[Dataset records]
╔══
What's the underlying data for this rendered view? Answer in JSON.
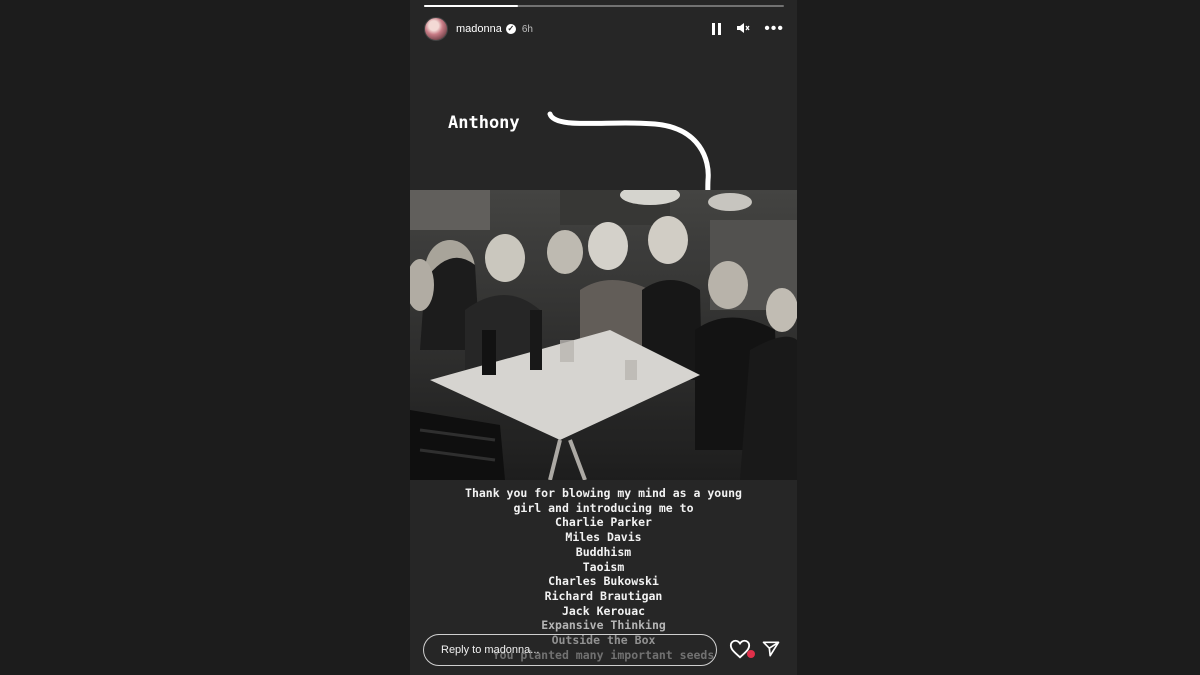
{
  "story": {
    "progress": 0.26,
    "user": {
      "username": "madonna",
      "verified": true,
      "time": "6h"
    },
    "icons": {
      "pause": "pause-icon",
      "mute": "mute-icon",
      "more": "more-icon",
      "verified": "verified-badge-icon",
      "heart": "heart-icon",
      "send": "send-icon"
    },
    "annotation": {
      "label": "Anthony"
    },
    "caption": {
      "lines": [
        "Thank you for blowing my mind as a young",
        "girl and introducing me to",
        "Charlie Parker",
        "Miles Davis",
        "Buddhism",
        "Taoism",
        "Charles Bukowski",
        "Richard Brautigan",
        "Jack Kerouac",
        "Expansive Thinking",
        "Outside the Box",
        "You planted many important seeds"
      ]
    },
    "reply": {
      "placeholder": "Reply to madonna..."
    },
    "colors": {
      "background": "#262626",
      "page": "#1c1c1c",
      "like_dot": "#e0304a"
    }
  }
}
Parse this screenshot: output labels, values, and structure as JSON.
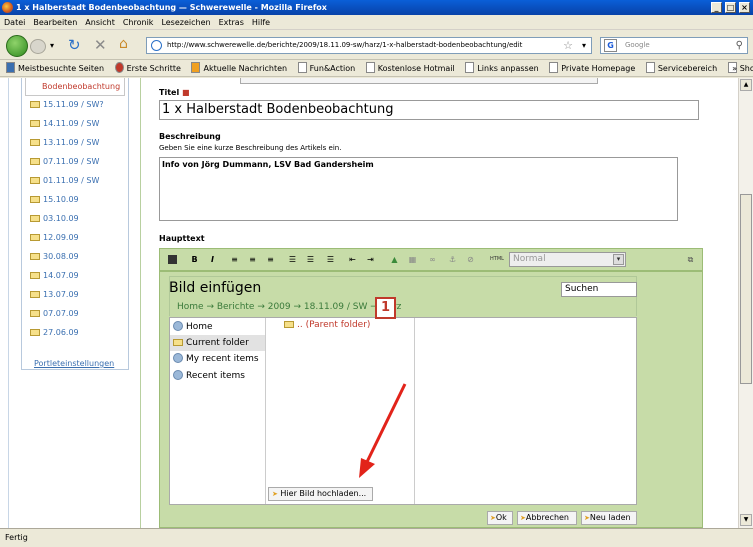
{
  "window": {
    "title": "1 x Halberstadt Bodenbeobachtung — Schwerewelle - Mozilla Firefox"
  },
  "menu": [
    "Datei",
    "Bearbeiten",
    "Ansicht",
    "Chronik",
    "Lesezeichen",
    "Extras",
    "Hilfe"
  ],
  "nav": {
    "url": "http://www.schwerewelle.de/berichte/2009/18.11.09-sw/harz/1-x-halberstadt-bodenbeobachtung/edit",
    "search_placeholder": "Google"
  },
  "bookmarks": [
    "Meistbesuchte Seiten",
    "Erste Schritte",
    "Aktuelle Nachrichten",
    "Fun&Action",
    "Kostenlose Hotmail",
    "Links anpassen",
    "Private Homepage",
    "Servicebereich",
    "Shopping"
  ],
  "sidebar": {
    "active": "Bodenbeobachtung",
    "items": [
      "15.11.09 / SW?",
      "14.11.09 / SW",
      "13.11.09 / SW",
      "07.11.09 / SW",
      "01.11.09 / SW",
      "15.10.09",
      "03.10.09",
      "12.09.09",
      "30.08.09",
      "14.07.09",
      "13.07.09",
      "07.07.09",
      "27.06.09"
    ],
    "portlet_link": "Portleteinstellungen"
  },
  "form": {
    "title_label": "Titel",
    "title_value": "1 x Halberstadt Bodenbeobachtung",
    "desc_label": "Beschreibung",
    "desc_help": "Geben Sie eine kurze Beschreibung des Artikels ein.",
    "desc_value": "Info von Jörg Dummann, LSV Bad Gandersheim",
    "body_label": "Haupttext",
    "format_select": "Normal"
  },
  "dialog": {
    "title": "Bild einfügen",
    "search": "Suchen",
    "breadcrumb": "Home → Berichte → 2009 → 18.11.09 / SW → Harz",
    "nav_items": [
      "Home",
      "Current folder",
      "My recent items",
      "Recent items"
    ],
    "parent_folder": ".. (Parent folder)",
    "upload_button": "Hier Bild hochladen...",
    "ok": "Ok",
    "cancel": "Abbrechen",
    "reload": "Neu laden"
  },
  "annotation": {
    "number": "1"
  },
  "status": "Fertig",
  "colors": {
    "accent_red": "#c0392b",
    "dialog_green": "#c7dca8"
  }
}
╚══
STATED GOAL: Go through the material above and count the lines that include "folder". Give the number alone.

EXERCISE OUTPUT: 2